_TASK GOAL_
Locate all lines with the word "name" and copy them out.

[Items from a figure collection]
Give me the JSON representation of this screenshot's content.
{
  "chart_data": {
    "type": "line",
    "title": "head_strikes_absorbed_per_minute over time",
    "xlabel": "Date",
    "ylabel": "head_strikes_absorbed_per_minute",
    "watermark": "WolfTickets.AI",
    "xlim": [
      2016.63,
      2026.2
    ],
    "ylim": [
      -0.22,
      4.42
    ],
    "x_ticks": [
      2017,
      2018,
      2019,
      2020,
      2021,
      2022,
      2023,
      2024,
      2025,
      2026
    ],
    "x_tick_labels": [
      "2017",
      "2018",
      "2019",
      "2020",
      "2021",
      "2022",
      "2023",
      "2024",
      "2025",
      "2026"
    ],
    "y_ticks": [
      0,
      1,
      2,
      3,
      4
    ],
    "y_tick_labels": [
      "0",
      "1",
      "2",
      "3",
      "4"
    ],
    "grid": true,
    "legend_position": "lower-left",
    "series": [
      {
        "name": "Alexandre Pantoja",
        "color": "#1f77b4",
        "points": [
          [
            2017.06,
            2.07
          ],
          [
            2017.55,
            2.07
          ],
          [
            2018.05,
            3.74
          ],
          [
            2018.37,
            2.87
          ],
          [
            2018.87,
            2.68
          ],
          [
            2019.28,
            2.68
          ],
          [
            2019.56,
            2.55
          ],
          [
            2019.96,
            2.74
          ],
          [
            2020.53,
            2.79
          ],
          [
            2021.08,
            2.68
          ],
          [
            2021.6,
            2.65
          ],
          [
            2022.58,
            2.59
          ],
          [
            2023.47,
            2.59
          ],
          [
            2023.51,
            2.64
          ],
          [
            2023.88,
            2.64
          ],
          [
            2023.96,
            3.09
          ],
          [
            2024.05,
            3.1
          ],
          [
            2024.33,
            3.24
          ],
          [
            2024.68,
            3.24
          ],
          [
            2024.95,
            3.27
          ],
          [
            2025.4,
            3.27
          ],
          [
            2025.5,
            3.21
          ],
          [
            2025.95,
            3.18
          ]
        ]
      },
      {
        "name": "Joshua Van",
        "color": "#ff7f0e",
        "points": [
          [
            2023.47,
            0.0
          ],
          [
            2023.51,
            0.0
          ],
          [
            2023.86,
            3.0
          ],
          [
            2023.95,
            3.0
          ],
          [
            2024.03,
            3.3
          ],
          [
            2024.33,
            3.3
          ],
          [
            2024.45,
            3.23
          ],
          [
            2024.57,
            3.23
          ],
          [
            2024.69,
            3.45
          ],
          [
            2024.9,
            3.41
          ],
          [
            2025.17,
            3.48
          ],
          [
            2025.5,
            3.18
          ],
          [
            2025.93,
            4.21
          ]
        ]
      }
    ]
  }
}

_EXERCISE RESPONSE_
        "name": "Alexandre Pantoja",
        "name": "Joshua Van",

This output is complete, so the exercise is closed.